Recorded data:
______
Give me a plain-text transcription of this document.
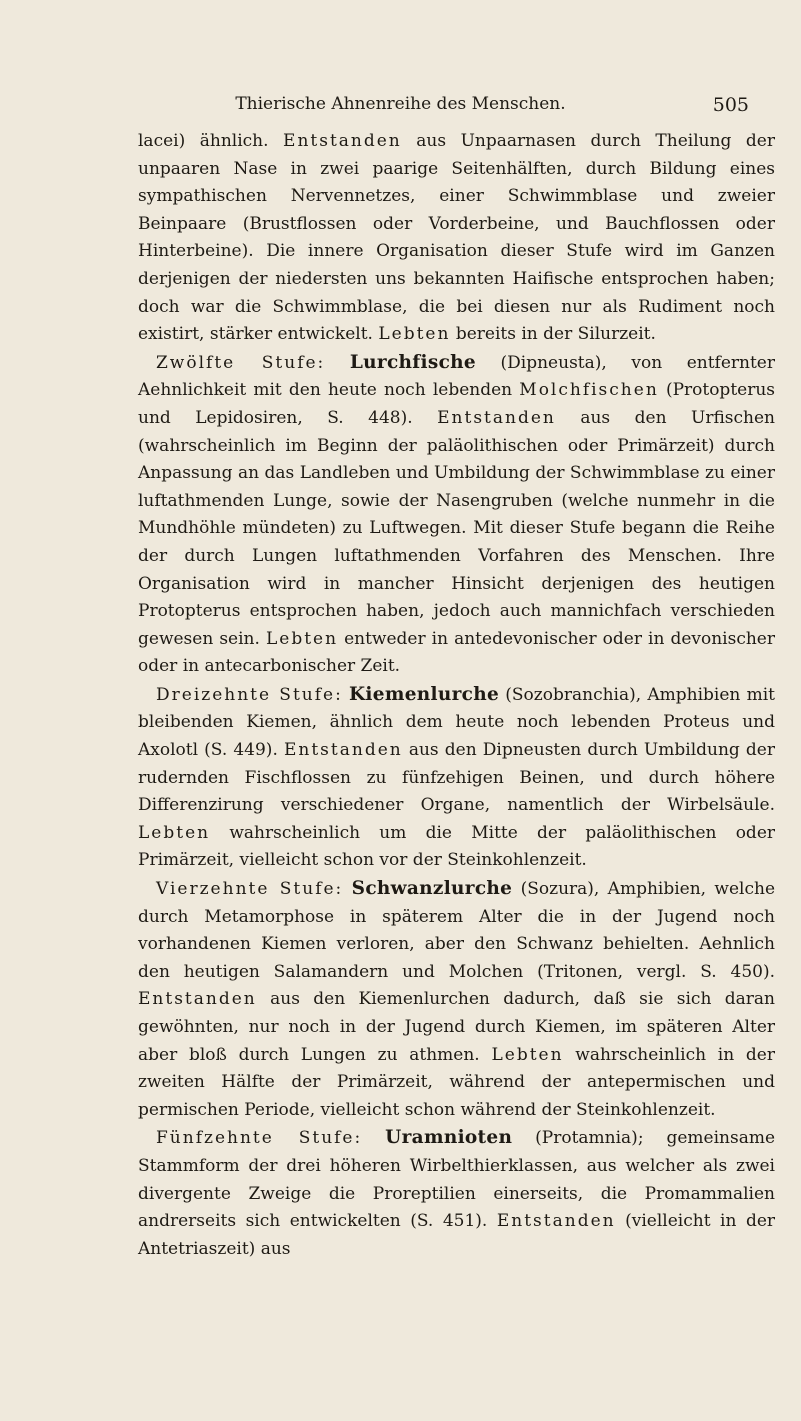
Thierische Ahnenreihe des Menschen.	505

lacei) ähnlich. Entstanden aus Unpaarnasen durch Theilung der unpaaren Nase in zwei paarige Seitenhälften, durch Bildung eines sympathischen Nervennetzes, einer Schwimmblase und zweier Beinpaare (Brustflossen oder Vorderbeine, und Bauchflossen oder Hinterbeine). Die innere Organisation dieser Stufe wird im Ganzen derjenigen der niedersten uns bekannten Haifische entsprochen haben; doch war die Schwimmblase, die bei diesen nur als Rudiment noch existirt, stärker entwickelt. Lebten bereits in der Silurzeit.

Zwölfte Stufe: Lurchfische (Dipneusta), von entfernter Aehnlichkeit mit den heute noch lebenden Molchfischen (Protopterus und Lepidosiren, S. 448). Entstanden aus den Urfischen (wahrscheinlich im Beginn der paläolithischen oder Primärzeit) durch Anpassung an das Landleben und Umbildung der Schwimmblase zu einer luftathmenden Lunge, sowie der Nasengruben (welche nunmehr in die Mundhöhle mündeten) zu Luftwegen. Mit dieser Stufe begann die Reihe der durch Lungen luftathmenden Vorfahren des Menschen. Ihre Organisation wird in mancher Hinsicht derjenigen des heutigen Protopterus entsprochen haben, jedoch auch mannichfach verschieden gewesen sein. Lebten entweder in antedevonischer oder in devonischer oder in antecarbonischer Zeit.

Dreizehnte Stufe: Kiemenlurche (Sozobranchia), Amphibien mit bleibenden Kiemen, ähnlich dem heute noch lebenden Proteus und Axolotl (S. 449). Entstanden aus den Dipneusten durch Umbildung der rudernden Fischflossen zu fünfzehigen Beinen, und durch höhere Differenzirung verschiedener Organe, namentlich der Wirbelsäule. Lebten wahrscheinlich um die Mitte der paläolithischen oder Primärzeit, vielleicht schon vor der Steinkohlenzeit.

Vierzehnte Stufe: Schwanzlurche (Sozura), Amphibien, welche durch Metamorphose in späterem Alter die in der Jugend noch vorhandenen Kiemen verloren, aber den Schwanz behielten. Aehnlich den heutigen Salamandern und Molchen (Tritonen, vergl. S. 450). Entstanden aus den Kiemenlurchen dadurch, daß sie sich daran gewöhnten, nur noch in der Jugend durch Kiemen, im späteren Alter aber bloß durch Lungen zu athmen. Lebten wahrscheinlich in der zweiten Hälfte der Primärzeit, während der antepermischen und permischen Periode, vielleicht schon während der Steinkohlenzeit.

Fünfzehnte Stufe: Uramnioten (Protamnia); gemeinsame Stammform der drei höheren Wirbelthierklassen, aus welcher als zwei divergente Zweige die Proreptilien einerseits, die Promammalien andrerseits sich entwickelten (S. 451). Entstanden (vielleicht in der Antetriaszeit) aus
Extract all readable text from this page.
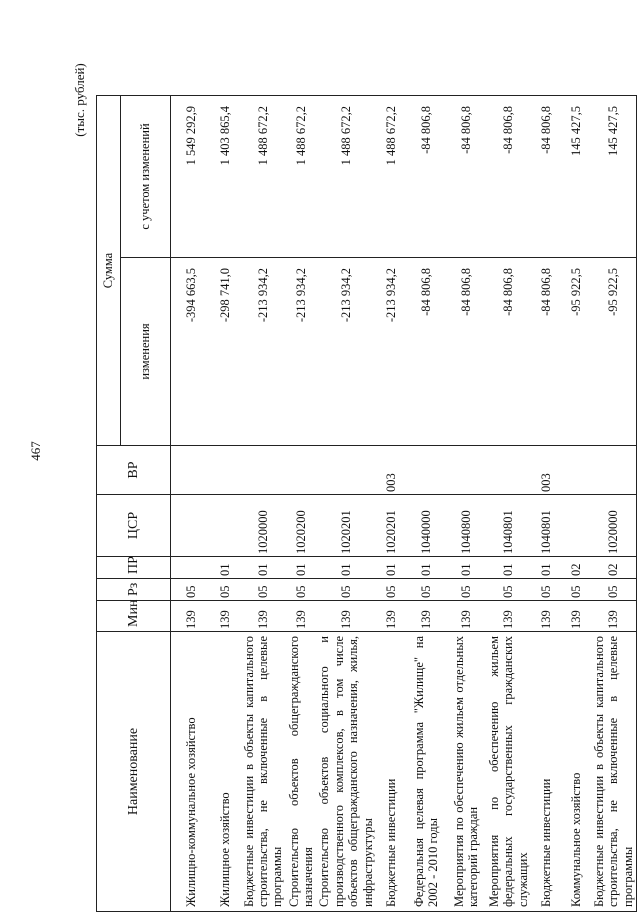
467
(тыс. рублей)
Наименование	Мин	Рз	ПР	ЦСР	ВР	Сумма	
						изменения	с учетом изменений
Жилищно-коммунальное хозяйство	139	05				-394 663,5	1 549 292,9
Жилищное хозяйство	139	05	01			-298 741,0	1 403 865,4
Бюджетные инвестиции в объекты капитального строительства, не включенные в целевые программы	139	05	01	1020000		-213 934,2	1 488 672,2
Строительство объектов общегражданского назначения	139	05	01	1020200		-213 934,2	1 488 672,2
Строительство объектов социального и производственного комплексов, в том числе объектов общегражданского назначения, жилья, инфраструктуры	139	05	01	1020201		-213 934,2	1 488 672,2
Бюджетные инвестиции	139	05	01	1020201	003	-213 934,2	1 488 672,2
Федеральная целевая программа "Жилище" на 2002 - 2010 годы	139	05	01	1040000		-84 806,8	-84 806,8
Мероприятия по обеспечению жильем отдельных категорий граждан	139	05	01	1040800		-84 806,8	-84 806,8
Мероприятия по обеспечению жильем федеральных государственных гражданских служащих	139	05	01	1040801		-84 806,8	-84 806,8
Бюджетные инвестиции	139	05	01	1040801	003	-84 806,8	-84 806,8
Коммунальное хозяйство	139	05	02			-95 922,5	145 427,5
Бюджетные инвестиции в объекты капитального строительства, не включенные в целевые программы	139	05	02	1020000		-95 922,5	145 427,5
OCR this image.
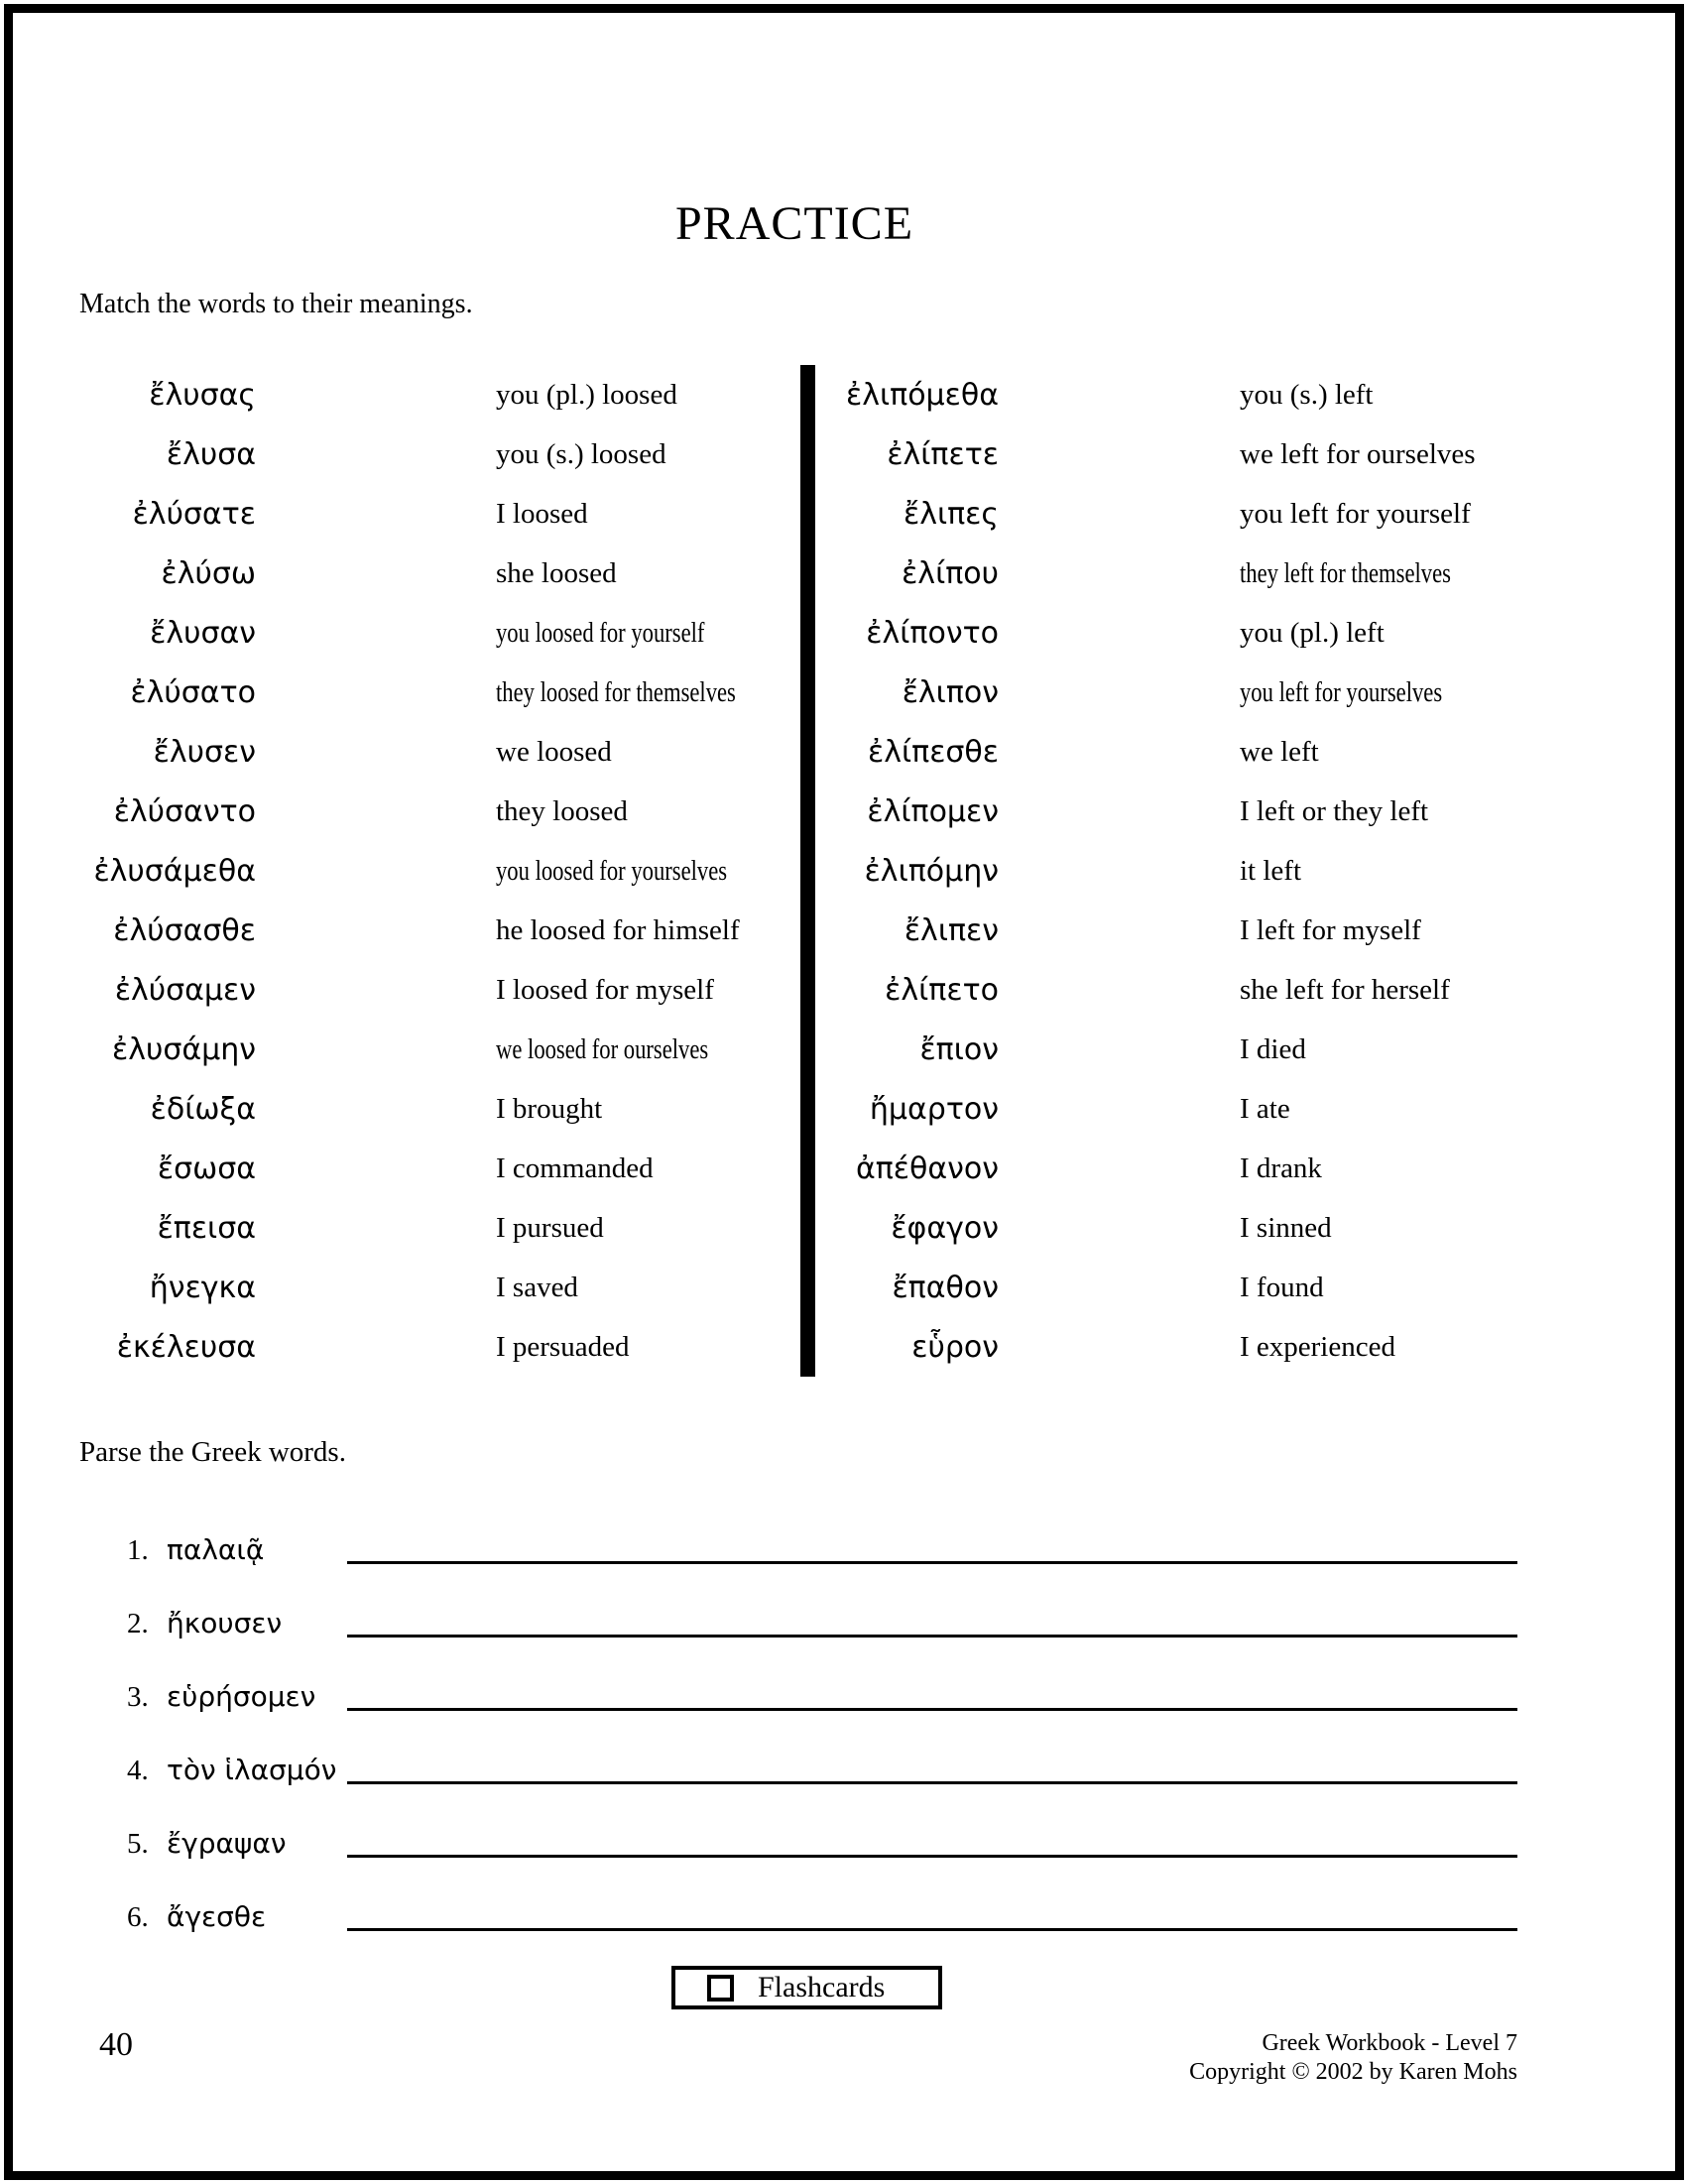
PRACTICE

Match the words to their meanings.

ἔλυσας	you (pl.) loosed	ἐλιπόμεθα	you (s.) left
ἔλυσα	you (s.) loosed	ἐλίπετε	we left for ourselves
ἐλύσατε	I loosed	ἔλιπες	you left for yourself
ἐλύσω	she loosed	ἐλίπου	they left for themselves
ἔλυσαν	you loosed for yourself	ἐλίποντο	you (pl.) left
ἐλύσατο	they loosed for themselves	ἔλιπον	you left for yourselves
ἔλυσεν	we loosed	ἐλίπεσθε	we left
ἐλύσαντο	they loosed	ἐλίπομεν	I left or they left
ἐλυσάμεθα	you loosed for yourselves	ἐλιπόμην	it left
ἐλύσασθε	he loosed for himself	ἔλιπεν	I left for myself
ἐλύσαμεν	I loosed for myself	ἐλίπετο	she left for herself
ἐλυσάμην	we loosed for ourselves	ἔπιον	I died
ἐδίωξα	I brought	ἤμαρτον	I ate
ἔσωσα	I commanded	ἀπέθανον	I drank
ἔπεισα	I pursued	ἔφαγον	I sinned
ἤνεγκα	I saved	ἔπαθον	I found
ἐκέλευσα	I persuaded	εὗρον	I experienced

Parse the Greek words.

1. παλαιᾷ
2. ἤκουσεν
3. εὑρήσομεν
4. τὸν ἱλασμόν
5. ἔγραψαν
6. ἄγεσθε
Flashcards
40	Greek Workbook - Level 7
Copyright © 2002 by Karen Mohs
______
Task statement: Exclude the pictures. Write out the remaining data exactly.

Reply to the exercise:
Give me a plain-text transcription of this document.
Thierische Ahnenreihe des Menschen.	505

lacei) ähnlich. Entstanden aus Unpaarnasen durch Theilung der unpaaren Nase in zwei paarige Seitenhälften, durch Bildung eines sympathischen Nervennetzes, einer Schwimmblase und zweier Beinpaare (Brustflossen oder Vorderbeine, und Bauchflossen oder Hinterbeine). Die innere Organisation dieser Stufe wird im Ganzen derjenigen der niedersten uns bekannten Haifische entsprochen haben; doch war die Schwimmblase, die bei diesen nur als Rudiment noch existirt, stärker entwickelt. Lebten bereits in der Silurzeit.

Zwölfte Stufe: Lurchfische (Dipneusta), von entfernter Aehnlichkeit mit den heute noch lebenden Molchfischen (Protopterus und Lepidosiren, S. 448). Entstanden aus den Urfischen (wahrscheinlich im Beginn der paläolithischen oder Primärzeit) durch Anpassung an das Landleben und Umbildung der Schwimmblase zu einer luftathmenden Lunge, sowie der Nasengruben (welche nunmehr in die Mundhöhle mündeten) zu Luftwegen. Mit dieser Stufe begann die Reihe der durch Lungen luftathmenden Vorfahren des Menschen. Ihre Organisation wird in mancher Hinsicht derjenigen des heutigen Protopterus entsprochen haben, jedoch auch mannichfach verschieden gewesen sein. Lebten entweder in antedevonischer oder in devonischer oder in antecarbonischer Zeit.

Dreizehnte Stufe: Kiemenlurche (Sozobranchia), Amphibien mit bleibenden Kiemen, ähnlich dem heute noch lebenden Proteus und Axolotl (S. 449). Entstanden aus den Dipneusten durch Umbildung der rudernden Fischflossen zu fünfzehigen Beinen, und durch höhere Differenzirung verschiedener Organe, namentlich der Wirbelsäule. Lebten wahrscheinlich um die Mitte der paläolithischen oder Primärzeit, vielleicht schon vor der Steinkohlenzeit.

Vierzehnte Stufe: Schwanzlurche (Sozura), Amphibien, welche durch Metamorphose in späterem Alter die in der Jugend noch vorhandenen Kiemen verloren, aber den Schwanz behielten. Aehnlich den heutigen Salamandern und Molchen (Tritonen, vergl. S. 450). Entstanden aus den Kiemenlurchen dadurch, daß sie sich daran gewöhnten, nur noch in der Jugend durch Kiemen, im späteren Alter aber bloß durch Lungen zu athmen. Lebten wahrscheinlich in der zweiten Hälfte der Primärzeit, während der antepermischen und permischen Periode, vielleicht schon während der Steinkohlenzeit.

Fünfzehnte Stufe: Uramnioten (Protamnia); gemeinsame Stammform der drei höheren Wirbelthierklassen, aus welcher als zwei divergente Zweige die Proreptilien einerseits, die Promammalien andrerseits sich entwickelten (S. 451). Entstanden (vielleicht in der Antetriaszeit) aus
Extract all readable text from this page.
467
(тыс. рублей)
Наименование	Мин	Рз	ПР	ЦСР	ВР	Сумма	
						изменения	с учетом изменений
Жилищно-коммунальное хозяйство	139	05				-394 663,5	1 549 292,9
Жилищное хозяйство	139	05	01			-298 741,0	1 403 865,4
Бюджетные инвестиции в объекты капитального строительства, не включенные в целевые программы	139	05	01	1020000		-213 934,2	1 488 672,2
Строительство объектов общегражданского назначения	139	05	01	1020200		-213 934,2	1 488 672,2
Строительство объектов социального и производственного комплексов, в том числе объектов общегражданского назначения, жилья, инфраструктуры	139	05	01	1020201		-213 934,2	1 488 672,2
Бюджетные инвестиции	139	05	01	1020201	003	-213 934,2	1 488 672,2
Федеральная целевая программа "Жилище" на 2002 - 2010 годы	139	05	01	1040000		-84 806,8	-84 806,8
Мероприятия по обеспечению жильем отдельных категорий граждан	139	05	01	1040800		-84 806,8	-84 806,8
Мероприятия по обеспечению жильем федеральных государственных гражданских служащих	139	05	01	1040801		-84 806,8	-84 806,8
Бюджетные инвестиции	139	05	01	1040801	003	-84 806,8	-84 806,8
Коммунальное хозяйство	139	05	02			-95 922,5	145 427,5
Бюджетные инвестиции в объекты капитального строительства, не включенные в целевые программы	139	05	02	1020000		-95 922,5	145 427,5
OCR this image.
PRACTICE

Match the words to their meanings.

ἔλυσας	you (pl.) loosed	ἐλιπόμεθα	you (s.) left
ἔλυσα	you (s.) loosed	ἐλίπετε	we left for ourselves
ἐλύσατε	I loosed	ἔλιπες	you left for yourself
ἐλύσω	she loosed	ἐλίπου	they left for themselves
ἔλυσαν	you loosed for yourself	ἐλίποντο	you (pl.) left
ἐλύσατο	they loosed for themselves	ἔλιπον	you left for yourselves
ἔλυσεν	we loosed	ἐλίπεσθε	we left
ἐλύσαντο	they loosed	ἐλίπομεν	I left or they left
ἐλυσάμεθα	you loosed for yourselves	ἐλιπόμην	it left
ἐλύσασθε	he loosed for himself	ἔλιπεν	I left for myself
ἐλύσαμεν	I loosed for myself	ἐλίπετο	she left for herself
ἐλυσάμην	we loosed for ourselves	ἔπιον	I died
ἐδίωξα	I brought	ἤμαρτον	I ate
ἔσωσα	I commanded	ἀπέθανον	I drank
ἔπεισα	I pursued	ἔφαγον	I sinned
ἤνεγκα	I saved	ἔπαθον	I found
ἐκέλευσα	I persuaded	εὗρον	I experienced

Parse the Greek words.

1. παλαιᾷ
2. ἤκουσεν
3. εὑρήσομεν
4. τὸν ἱλασμόν
5. ἔγραψαν
6. ἄγεσθε
Flashcards
40	Greek Workbook - Level 7
Copyright © 2002 by Karen Mohs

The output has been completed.